* _Required task_:
Your task is to transcribe all the entries exactly, excluding pictures.

# Records provided start

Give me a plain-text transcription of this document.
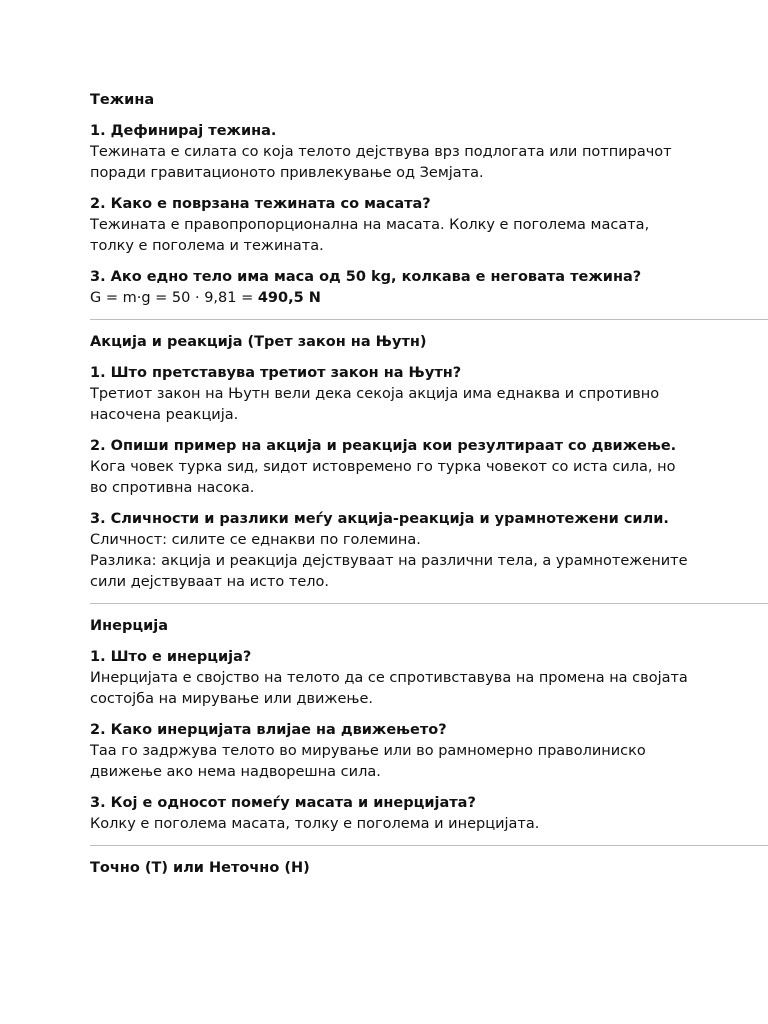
Тежина
1. Дефинирај тежина.
Тежината е силата со која телото дејствува врз подлогата или потпирачот поради гравитационото привлекување од Земјата.
2. Како е поврзана тежината со масата?
Тежината е правопропорционална на масата. Колку е поголема масата, толку е поголема и тежината.
3. Ако едно тело има маса од 50 kg, колкава е неговата тежина?
G = m·g = 50 · 9,81 = 490,5 N
Акција и реакција (Трет закон на Њутн)
1. Што претставува третиот закон на Њутн?
Третиот закон на Њутн вели дека секоја акција има еднаква и спротивно насочена реакција.
2. Опиши пример на акција и реакција кои резултираат со движење.
Кога човек турка ѕид, ѕидот истовремено го турка човекот со иста сила, но во спротивна насока.
3. Сличности и разлики меѓу акција-реакција и урамнотежени сили.
Сличност: силите се еднакви по големина.
Разлика: акција и реакција дејствуваат на различни тела, а урамнотежените сили дејствуваат на исто тело.
Инерција
1. Што е инерција?
Инерцијата е својство на телото да се спротивставува на промена на својата состојба на мирување или движење.
2. Како инерцијата влијае на движењето?
Таа го задржува телото во мирување или во рамномерно праволиниско движење ако нема надворешна сила.
3. Кој е односот помеѓу масата и инерцијата?
Колку е поголема масата, толку е поголема и инерцијата.
Точно (Т) или Неточно (Н)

# Records provided end

* _Answer to the problem_:
Give me a plain-text transcription of this document.
Тежина
1. Дефинирај тежина.
Тежината е силата со која телото дејствува врз подлогата или потпирачот поради гравитационото привлекување од Земјата.
2. Како е поврзана тежината со масата?
Тежината е правопропорционална на масата. Колку е поголема масата, толку е поголема и тежината.
3. Ако едно тело има маса од 50 kg, колкава е неговата тежина?
G = m·g = 50 · 9,81 = 490,5 N
Акција и реакција (Трет закон на Њутн)
1. Што претставува третиот закон на Њутн?
Третиот закон на Њутн вели дека секоја акција има еднаква и спротивно насочена реакција.
2. Опиши пример на акција и реакција кои резултираат со движење.
Кога човек турка ѕид, ѕидот истовремено го турка човекот со иста сила, но во спротивна насока.
3. Сличности и разлики меѓу акција-реакција и урамнотежени сили.
Сличност: силите се еднакви по големина.
Разлика: акција и реакција дејствуваат на различни тела, а урамнотежените сили дејствуваат на исто тело.
Инерција
1. Што е инерција?
Инерцијата е својство на телото да се спротивставува на промена на својата состојба на мирување или движење.
2. Како инерцијата влијае на движењето?
Таа го задржува телото во мирување или во рамномерно праволиниско движење ако нема надворешна сила.
3. Кој е односот помеѓу масата и инерцијата?
Колку е поголема масата, толку е поголема и инерцијата.
Точно (Т) или Неточно (Н)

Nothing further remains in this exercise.